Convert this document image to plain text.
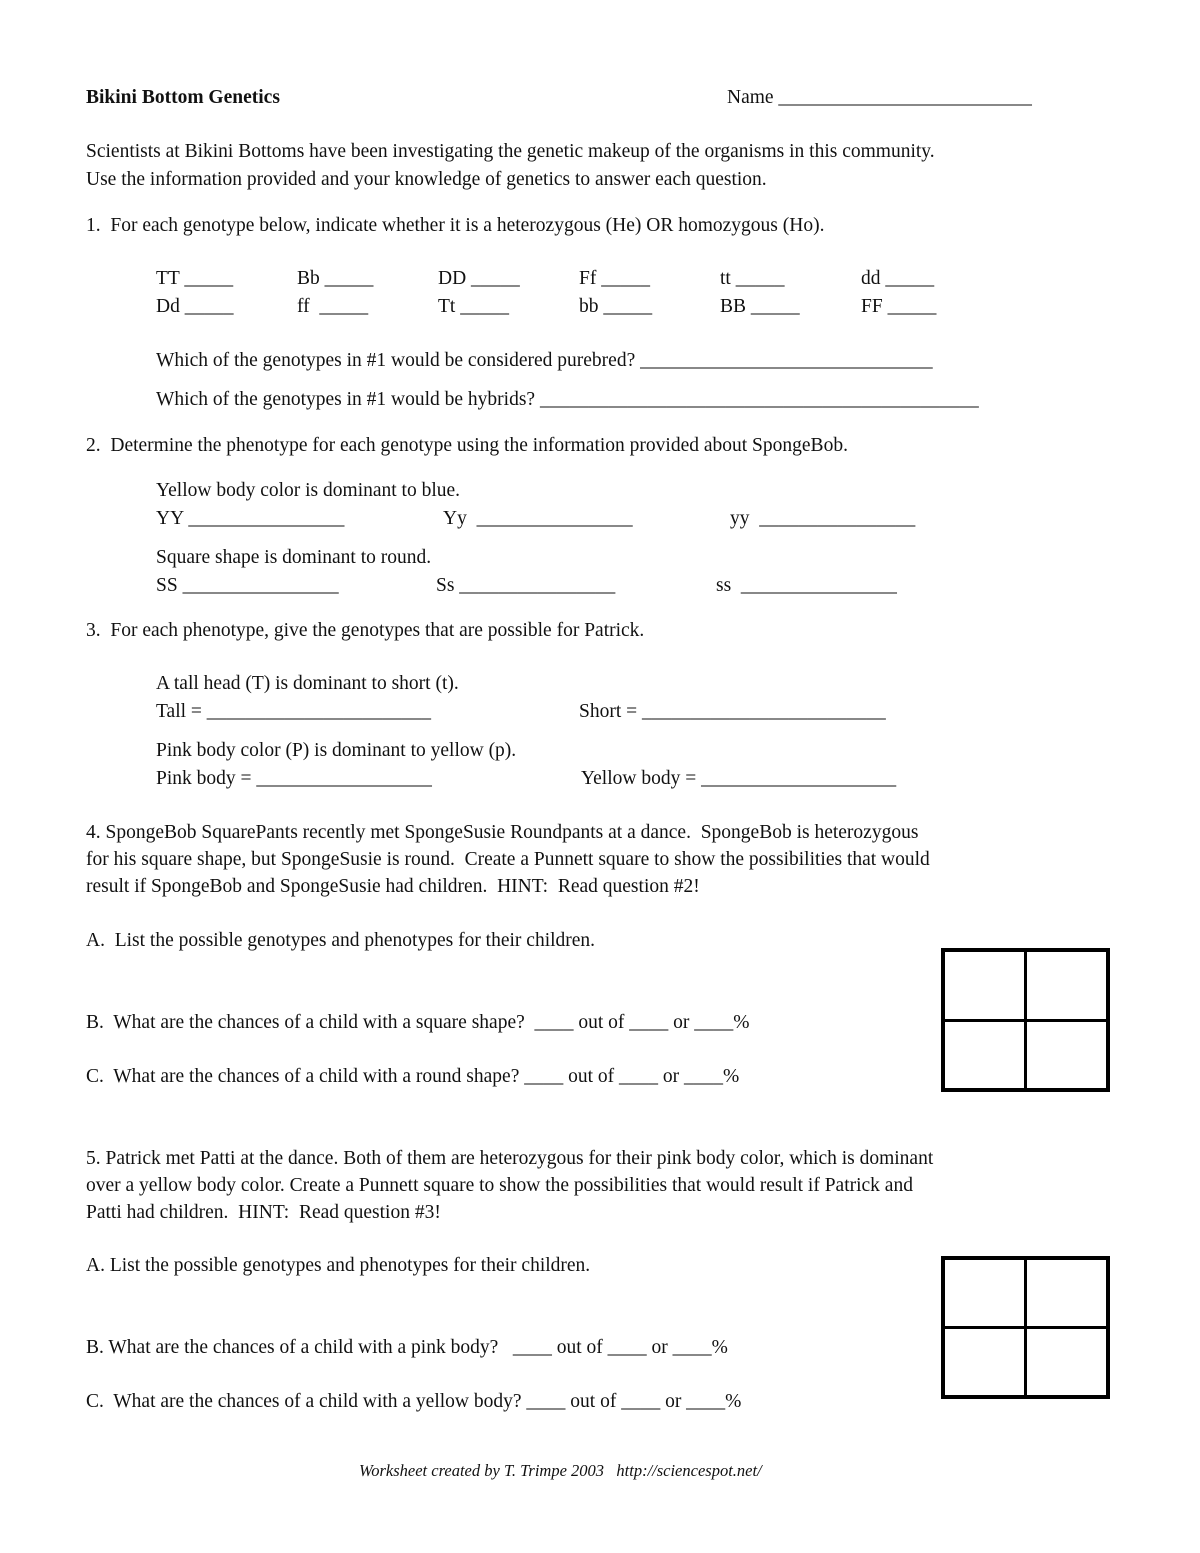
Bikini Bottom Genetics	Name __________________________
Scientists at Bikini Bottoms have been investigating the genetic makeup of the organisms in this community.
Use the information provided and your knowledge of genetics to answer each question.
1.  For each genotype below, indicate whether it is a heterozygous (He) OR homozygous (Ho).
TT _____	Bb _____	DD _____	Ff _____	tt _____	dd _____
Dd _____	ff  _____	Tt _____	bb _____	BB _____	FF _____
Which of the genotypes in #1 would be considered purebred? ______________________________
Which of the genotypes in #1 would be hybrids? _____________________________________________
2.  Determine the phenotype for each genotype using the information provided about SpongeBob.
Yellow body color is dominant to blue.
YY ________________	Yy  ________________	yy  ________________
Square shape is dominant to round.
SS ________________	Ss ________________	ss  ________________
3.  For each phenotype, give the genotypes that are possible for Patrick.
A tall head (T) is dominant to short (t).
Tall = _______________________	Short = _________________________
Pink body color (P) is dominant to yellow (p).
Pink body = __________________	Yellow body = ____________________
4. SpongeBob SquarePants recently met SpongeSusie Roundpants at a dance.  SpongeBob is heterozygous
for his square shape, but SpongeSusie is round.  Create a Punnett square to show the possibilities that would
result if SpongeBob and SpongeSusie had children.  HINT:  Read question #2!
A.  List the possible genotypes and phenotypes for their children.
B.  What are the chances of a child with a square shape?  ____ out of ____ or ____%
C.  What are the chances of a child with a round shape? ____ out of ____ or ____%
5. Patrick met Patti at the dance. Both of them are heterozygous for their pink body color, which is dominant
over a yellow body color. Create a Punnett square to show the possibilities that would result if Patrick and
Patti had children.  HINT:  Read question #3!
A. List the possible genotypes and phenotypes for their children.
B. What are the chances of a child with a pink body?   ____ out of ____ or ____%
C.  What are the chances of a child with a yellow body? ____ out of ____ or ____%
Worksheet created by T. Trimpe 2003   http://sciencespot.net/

---------------

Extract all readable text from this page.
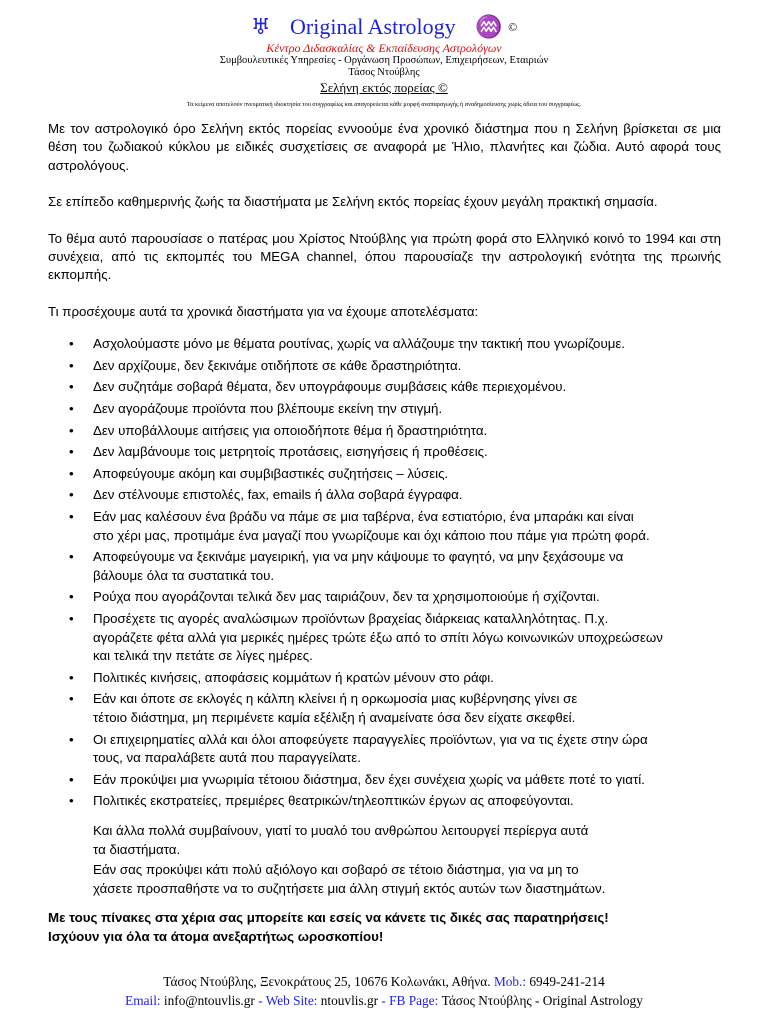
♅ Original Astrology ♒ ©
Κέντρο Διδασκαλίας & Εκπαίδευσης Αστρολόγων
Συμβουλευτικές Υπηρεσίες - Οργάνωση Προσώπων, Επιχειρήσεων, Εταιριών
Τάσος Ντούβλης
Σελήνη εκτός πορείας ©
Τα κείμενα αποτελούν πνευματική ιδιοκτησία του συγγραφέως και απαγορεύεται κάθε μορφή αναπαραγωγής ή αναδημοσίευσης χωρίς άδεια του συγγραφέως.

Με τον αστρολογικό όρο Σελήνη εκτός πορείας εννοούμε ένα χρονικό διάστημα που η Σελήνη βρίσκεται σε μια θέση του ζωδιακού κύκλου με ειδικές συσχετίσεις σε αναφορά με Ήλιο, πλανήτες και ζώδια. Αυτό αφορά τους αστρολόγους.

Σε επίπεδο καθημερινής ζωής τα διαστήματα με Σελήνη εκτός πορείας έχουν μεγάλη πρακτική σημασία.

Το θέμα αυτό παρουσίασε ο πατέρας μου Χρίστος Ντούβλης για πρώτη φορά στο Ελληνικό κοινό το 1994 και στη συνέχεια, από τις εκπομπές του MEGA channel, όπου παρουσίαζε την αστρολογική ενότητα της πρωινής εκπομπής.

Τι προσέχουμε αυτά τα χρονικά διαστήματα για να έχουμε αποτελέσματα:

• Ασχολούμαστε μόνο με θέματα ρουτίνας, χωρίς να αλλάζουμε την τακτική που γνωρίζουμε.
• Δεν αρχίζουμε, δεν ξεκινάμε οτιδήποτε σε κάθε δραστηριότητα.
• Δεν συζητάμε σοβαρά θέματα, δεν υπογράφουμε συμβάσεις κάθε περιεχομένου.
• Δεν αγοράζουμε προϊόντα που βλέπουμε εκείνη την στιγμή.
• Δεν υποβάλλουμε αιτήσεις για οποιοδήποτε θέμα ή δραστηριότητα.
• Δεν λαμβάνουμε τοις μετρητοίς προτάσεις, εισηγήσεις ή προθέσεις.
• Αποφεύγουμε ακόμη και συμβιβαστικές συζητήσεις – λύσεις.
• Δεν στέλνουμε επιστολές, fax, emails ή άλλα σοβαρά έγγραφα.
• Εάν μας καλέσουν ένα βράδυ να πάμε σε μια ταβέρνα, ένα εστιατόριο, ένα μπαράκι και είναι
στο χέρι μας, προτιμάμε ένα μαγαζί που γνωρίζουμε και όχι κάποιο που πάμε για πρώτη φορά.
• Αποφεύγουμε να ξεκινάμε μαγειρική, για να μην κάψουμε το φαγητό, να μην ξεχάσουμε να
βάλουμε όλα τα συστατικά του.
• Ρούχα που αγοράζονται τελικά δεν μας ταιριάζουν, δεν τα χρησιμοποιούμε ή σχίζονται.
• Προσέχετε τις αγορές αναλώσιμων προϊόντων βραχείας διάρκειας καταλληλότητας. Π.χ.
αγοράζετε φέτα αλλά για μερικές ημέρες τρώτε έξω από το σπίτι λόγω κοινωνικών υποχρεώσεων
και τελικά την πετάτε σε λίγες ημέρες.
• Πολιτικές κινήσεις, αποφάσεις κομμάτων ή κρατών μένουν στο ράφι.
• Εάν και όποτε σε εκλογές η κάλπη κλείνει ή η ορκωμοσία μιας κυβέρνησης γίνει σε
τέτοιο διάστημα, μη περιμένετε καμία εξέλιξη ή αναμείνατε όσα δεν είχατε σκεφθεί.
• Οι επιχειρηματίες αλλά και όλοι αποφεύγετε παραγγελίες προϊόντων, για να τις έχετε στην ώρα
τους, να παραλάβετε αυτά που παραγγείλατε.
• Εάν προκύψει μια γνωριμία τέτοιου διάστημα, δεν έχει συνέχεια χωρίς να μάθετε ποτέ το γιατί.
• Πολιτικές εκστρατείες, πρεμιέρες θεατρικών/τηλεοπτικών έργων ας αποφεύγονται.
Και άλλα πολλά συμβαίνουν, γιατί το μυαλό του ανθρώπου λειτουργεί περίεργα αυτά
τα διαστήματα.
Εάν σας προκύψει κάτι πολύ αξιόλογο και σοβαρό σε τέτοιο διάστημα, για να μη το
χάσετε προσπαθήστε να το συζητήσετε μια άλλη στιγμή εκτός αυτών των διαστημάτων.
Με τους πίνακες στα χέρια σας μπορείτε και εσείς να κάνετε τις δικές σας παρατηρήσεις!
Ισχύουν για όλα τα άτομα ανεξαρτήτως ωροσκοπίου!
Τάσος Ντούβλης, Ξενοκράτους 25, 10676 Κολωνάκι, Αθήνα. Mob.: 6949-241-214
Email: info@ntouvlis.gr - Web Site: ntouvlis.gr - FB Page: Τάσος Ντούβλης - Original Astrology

---------------

** GIVEN TASK **
Looking at the data above, how many lines hold the word "chances"? Respond with the number alone.

** SOLUTION BELOW **
4